- GIVEN TASK -
Give the count of lines containing the string "odbioru", with no other output.

-- Start of DATA EXTRACT --

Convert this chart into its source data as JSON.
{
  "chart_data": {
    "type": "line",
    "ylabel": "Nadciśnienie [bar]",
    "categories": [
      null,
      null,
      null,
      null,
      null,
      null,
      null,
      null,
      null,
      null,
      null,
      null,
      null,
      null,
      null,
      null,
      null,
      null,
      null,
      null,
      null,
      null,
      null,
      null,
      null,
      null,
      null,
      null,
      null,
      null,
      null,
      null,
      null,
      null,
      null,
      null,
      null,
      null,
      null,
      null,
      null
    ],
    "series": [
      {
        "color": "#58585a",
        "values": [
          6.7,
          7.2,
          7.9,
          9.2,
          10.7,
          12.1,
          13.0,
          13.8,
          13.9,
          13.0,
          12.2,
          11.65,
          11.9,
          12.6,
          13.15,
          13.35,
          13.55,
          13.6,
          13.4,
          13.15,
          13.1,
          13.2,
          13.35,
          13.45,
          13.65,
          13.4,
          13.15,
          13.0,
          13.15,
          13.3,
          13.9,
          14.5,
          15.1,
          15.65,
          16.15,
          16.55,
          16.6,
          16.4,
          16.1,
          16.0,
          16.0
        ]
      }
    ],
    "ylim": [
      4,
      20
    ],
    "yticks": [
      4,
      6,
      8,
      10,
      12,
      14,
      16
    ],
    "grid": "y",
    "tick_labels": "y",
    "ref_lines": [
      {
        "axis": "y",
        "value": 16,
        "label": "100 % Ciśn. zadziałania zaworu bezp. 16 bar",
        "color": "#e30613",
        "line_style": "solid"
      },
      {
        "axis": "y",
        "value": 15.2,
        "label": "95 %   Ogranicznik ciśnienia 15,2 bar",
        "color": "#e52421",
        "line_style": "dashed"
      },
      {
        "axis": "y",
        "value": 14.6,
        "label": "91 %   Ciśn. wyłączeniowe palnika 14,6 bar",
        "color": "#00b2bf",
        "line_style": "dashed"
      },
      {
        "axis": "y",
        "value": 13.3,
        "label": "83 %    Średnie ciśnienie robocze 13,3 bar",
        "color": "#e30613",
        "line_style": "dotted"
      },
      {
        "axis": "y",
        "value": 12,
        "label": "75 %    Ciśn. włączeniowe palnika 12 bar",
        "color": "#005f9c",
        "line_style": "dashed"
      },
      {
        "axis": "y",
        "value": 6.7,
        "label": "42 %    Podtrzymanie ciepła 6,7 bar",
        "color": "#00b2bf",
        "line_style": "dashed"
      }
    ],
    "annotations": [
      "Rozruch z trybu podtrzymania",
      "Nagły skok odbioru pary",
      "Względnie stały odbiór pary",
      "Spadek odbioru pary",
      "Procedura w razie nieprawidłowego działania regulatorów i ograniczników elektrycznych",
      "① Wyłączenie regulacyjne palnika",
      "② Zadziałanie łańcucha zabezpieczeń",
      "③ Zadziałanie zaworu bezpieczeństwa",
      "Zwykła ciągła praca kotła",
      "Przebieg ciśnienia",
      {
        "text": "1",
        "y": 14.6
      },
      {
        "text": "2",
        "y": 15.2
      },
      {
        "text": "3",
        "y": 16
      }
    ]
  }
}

-- End of DATA EXTRACT --

- SOLUTION FOR THIS EXERCISE -
2